ФРАГМЕНТ СТРАНИЦЫ.

-*-

Дерек Уолкотт, поэт и драматург, лауреат Нобелевской премии, друг Иосифа Бродского (для русского читателя – рекомендация важная), родился в 1930 году на маленьком острове Сент-Люсия в Вест-Индии. Редкая обзорная статья о нем обходится без цитаты, которую можно считать автобиографической.
Я просто рыжий негр, влюбленный в море,
Учившийся в колониальной школе.
Кто я – голландец, негр иль англичанин?
Я – или сам народ, или никто.
Это поставленное здесь для благозвучия как «рыжий негр» точнее было бы перевести «негр с красноватым отливом»: в жилах поэта, наряду с европейской, течет и африканская, и индейская кровь. Многое перемешано и в его поэзии. Кроме культурной традиции долгих веков и эпох, в ней живет и непосредственное, «туземное» ощущение свежести языка, когда поэт, подобно Адаму в раю, дарит вещам имена, наслаждаясь самим процессом возникновения речи.
Он родился и вырос на острове Сент-Люсия, университетское образование получил на Тринидаде. Впоследствии он много преподавал в Америке и в Англии, но всегда чувствовал за собой судьбу и культурные традиции своей океанской родины. На этом всегда стоял, обретая силу в самой зыбкости своего двойственного положения (карибский поэт, пишущий по-английски).
Значение Уолкотта для современной английской поэзии стоит особо подчеркнуть; выражаясь торжественно, он один из тех рыцарей, которые сберегли ее честь в смутную эпоху кризиса и утраченных ориентиров. С этой мысли Бродский начинает свое замечательное эссе о Уолкотте «Шум прибоя»:
«Поскольку цивилизации конечны, в жизни каждой из них наступает момент, когда центр больше не держит («the center doesn’t hold»[108]). В такие времена не армия, а язык спасает от распада. Так было с Римом, а до того с эллинистической Грецией. Скрепляющую работу в подобные времена выполняют провинциалы, люди окраин».
Провинция – сложный комплекс в душе человека, вырвавшегося на всемирную орбиту. Особенно в случае такой провинции, где вырос Уолкотт, – туристского рая, обители вечного лета. Можно ли всерьез относиться к этим отпускным краям, бутафорским пейзажам? Дерек замечательно размышляет об этом в своей нобелевской речи, сравнивая Север и Юг.
«Зима добавляет глубины и темноты в жизнь так же, как в литературу; а в бесконечном лете тропиков даже бедность и поэзия кажутся не способными затронуть слишком глубоко. В суровых городах, в воинственном холоде зим с их длинными ночами, дни, кажется, проходят мимо в застегнутых заиндевелых шинелях; каждое здание выглядит как казарма с зажженным светом в окнах, и когда начинает падать снег, кажется, ты попадаешь в русский роман девятнадцатого века… А у приехавшего на Карибы возникает впечатление, будто он попал в мир почтовых открыток. Такой поверхностный взгляд на культуру Карибских островов обычен».

-*-

ФОРМУЛИРОВКА ЗАДАНИЯ. Опираясь на отрывок об Уолкотте, объясните, почему в переводе стихов стоят слова «рыжий негр» и почему точнее было бы сказать «негр с красноватым отливом». Уложитесь в одно–три предложения. Следующий далее список никак не связан с отрывком.

МАТЕРИАЛ.

-*-

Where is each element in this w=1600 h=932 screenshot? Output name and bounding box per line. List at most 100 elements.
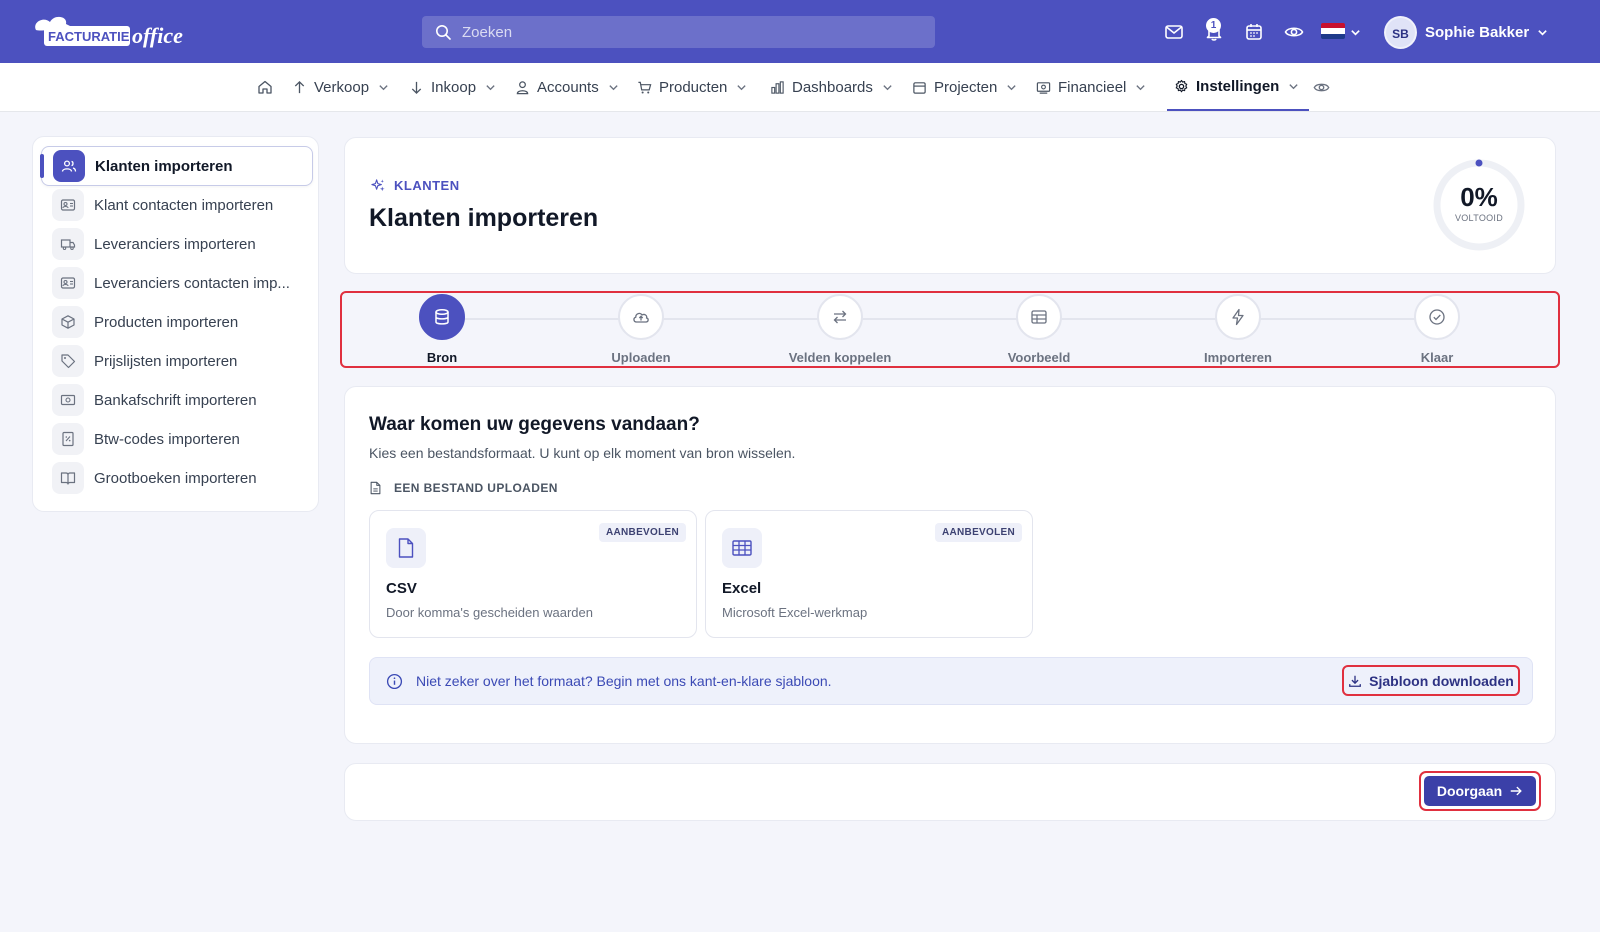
nav-projecten[interactable]: Projecten [912,63,1017,111]
recommended-badge: AANBEVOLEN [934,523,1022,542]
page-title: Klanten importeren [369,204,599,232]
continue-button[interactable]: Doorgaan [1419,771,1541,811]
nav-inkoop[interactable]: Inkoop [409,63,496,111]
chevron-down-icon [609,84,618,90]
sidebar-item-label: Klant contacten importeren [94,196,274,214]
folder-icon [913,81,926,94]
notification-badge: 1 [1206,18,1221,33]
nav-instellingen[interactable]: Instellingen [1167,63,1310,111]
sidebar-item-leveranciers[interactable]: Leveranciers importeren [41,224,313,264]
sidebar-item-leveranciers-contacten[interactable]: Leveranciers contacten imp... [41,263,313,303]
arrow-down-icon [411,81,422,94]
nav-accounts[interactable]: Accounts [515,63,619,111]
source-question-title: Waar komen uw gegevens vandaan? [369,414,700,435]
import-sidebar: Klanten importeren Klant contacten impor… [32,136,319,512]
chevron-down-icon [1007,84,1017,90]
sidebar-item-label: Grootboeken importeren [94,469,257,487]
contact-card-icon [52,267,84,299]
sidebar-item-label: Leveranciers importeren [94,235,256,253]
nav-label: Dashboards [792,78,873,96]
spreadsheet-icon [722,528,762,568]
money-icon [1036,81,1051,94]
progress-label: VOLTOOID [1454,213,1504,223]
sidebar-item-bankafschrift[interactable]: Bankafschrift importeren [41,380,313,420]
search-icon [436,25,451,40]
step-label: Velden koppelen [788,350,892,365]
search-input[interactable]: Zoeken [422,16,935,48]
step-label: Importeren [1204,350,1272,365]
contact-card-icon [52,189,84,221]
bar-chart-icon [771,80,784,94]
language-flag-nl-icon[interactable] [1321,23,1345,39]
avatar[interactable]: SB [1384,16,1417,49]
step-voorbeeld[interactable]: Voorbeeld [969,294,1109,365]
home-icon [258,80,272,94]
calendar-icon[interactable] [1244,22,1264,42]
percent-file-icon [52,423,84,455]
step-importeren[interactable]: Importeren [1168,294,1308,365]
sidebar-item-grootboeken[interactable]: Grootboeken importeren [41,458,313,498]
nav-financieel[interactable]: Financieel [1036,63,1146,111]
step-uploaden[interactable]: Uploaden [571,294,711,365]
search-placeholder: Zoeken [462,24,513,41]
download-template-button[interactable]: Sjabloon downloaden [1342,665,1520,696]
step-klaar[interactable]: Klaar [1367,294,1507,365]
chevron-down-icon [1136,84,1146,90]
nav-home[interactable] [257,63,273,111]
logo-word-office: office [132,23,183,48]
sidebar-item-label: Producten importeren [94,313,239,331]
file-icon [386,528,426,568]
mail-icon[interactable] [1164,22,1184,42]
sidebar-item-label: Klanten importeren [95,157,233,175]
sidebar-item-klanten-importeren[interactable]: Klanten importeren [41,146,313,186]
facturatie-office-logo[interactable]: FACTURATIE office [30,12,210,52]
nav-visibility-toggle[interactable] [1313,63,1337,111]
nav-label: Projecten [934,78,998,96]
lightning-icon [1215,294,1261,340]
user-name[interactable]: Sophie Bakker [1425,24,1529,41]
arrow-up-icon [294,80,305,93]
chevron-down-icon [737,84,747,90]
sparkles-icon [371,179,385,192]
user-icon [516,80,529,94]
sidebar-active-indicator [40,154,44,178]
format-card-excel[interactable]: AANBEVOLEN Excel Microsoft Excel-werkmap [705,510,1033,638]
page-header-card: KLANTEN Klanten importeren 0% VOLTOOID [344,137,1556,274]
continue-label: Doorgaan [1436,783,1503,799]
sidebar-item-prijslijsten[interactable]: Prijslijsten importeren [41,341,313,381]
step-label: Voorbeeld [1007,350,1071,365]
truck-icon [52,228,84,260]
chevron-down-icon [486,84,495,90]
progress-percentage: 0% [1460,182,1498,212]
sidebar-item-producten[interactable]: Producten importeren [41,302,313,342]
arrows-swap-icon [817,294,863,340]
document-icon [370,481,381,495]
download-icon [1349,675,1362,687]
book-icon [52,462,84,494]
banknote-icon [52,384,84,416]
arrow-right-icon [1510,786,1522,796]
main-navigation: Verkoop Inkoop Accounts Producten Dashbo… [0,63,1600,112]
tag-icon [52,345,84,377]
step-velden-koppelen[interactable]: Velden koppelen [770,294,910,365]
recommended-badge: AANBEVOLEN [598,523,686,542]
nav-producten[interactable]: Producten [637,63,747,111]
source-selection-card: Waar komen uw gegevens vandaan? Kies een… [344,386,1556,744]
format-card-csv[interactable]: AANBEVOLEN CSV Door komma's gescheiden w… [369,510,697,638]
sidebar-item-label: Btw-codes importeren [94,430,240,448]
nav-label: Verkoop [314,78,370,96]
step-bron[interactable]: Bron [372,294,512,365]
cart-icon [638,81,652,93]
eye-icon[interactable] [1284,22,1304,42]
sidebar-item-btw-codes[interactable]: Btw-codes importeren [41,419,313,459]
nav-dashboards[interactable]: Dashboards [770,63,893,111]
sidebar-item-klant-contacten[interactable]: Klant contacten importeren [41,185,313,225]
nav-verkoop[interactable]: Verkoop [292,63,389,111]
chevron-down-icon [379,84,388,90]
chevron-down-icon[interactable] [1350,27,1361,38]
cloud-upload-icon [618,294,664,340]
user-menu-chevron-icon[interactable] [1537,27,1548,38]
sidebar-item-label: Leveranciers contacten imp... [94,274,290,292]
eye-icon [1313,83,1330,91]
step-label: Bron [426,350,458,365]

-*-

РЕЗУЛЬТАТ ВЫПОЛНЕНИЯ. Слова «рыжий негр» выбраны в переводе ради благозвучия. Точнее было бы сказать «негр с красноватым отливом», потому что в жилах поэта, кроме европейской, течет еще африканская и индейская кровь.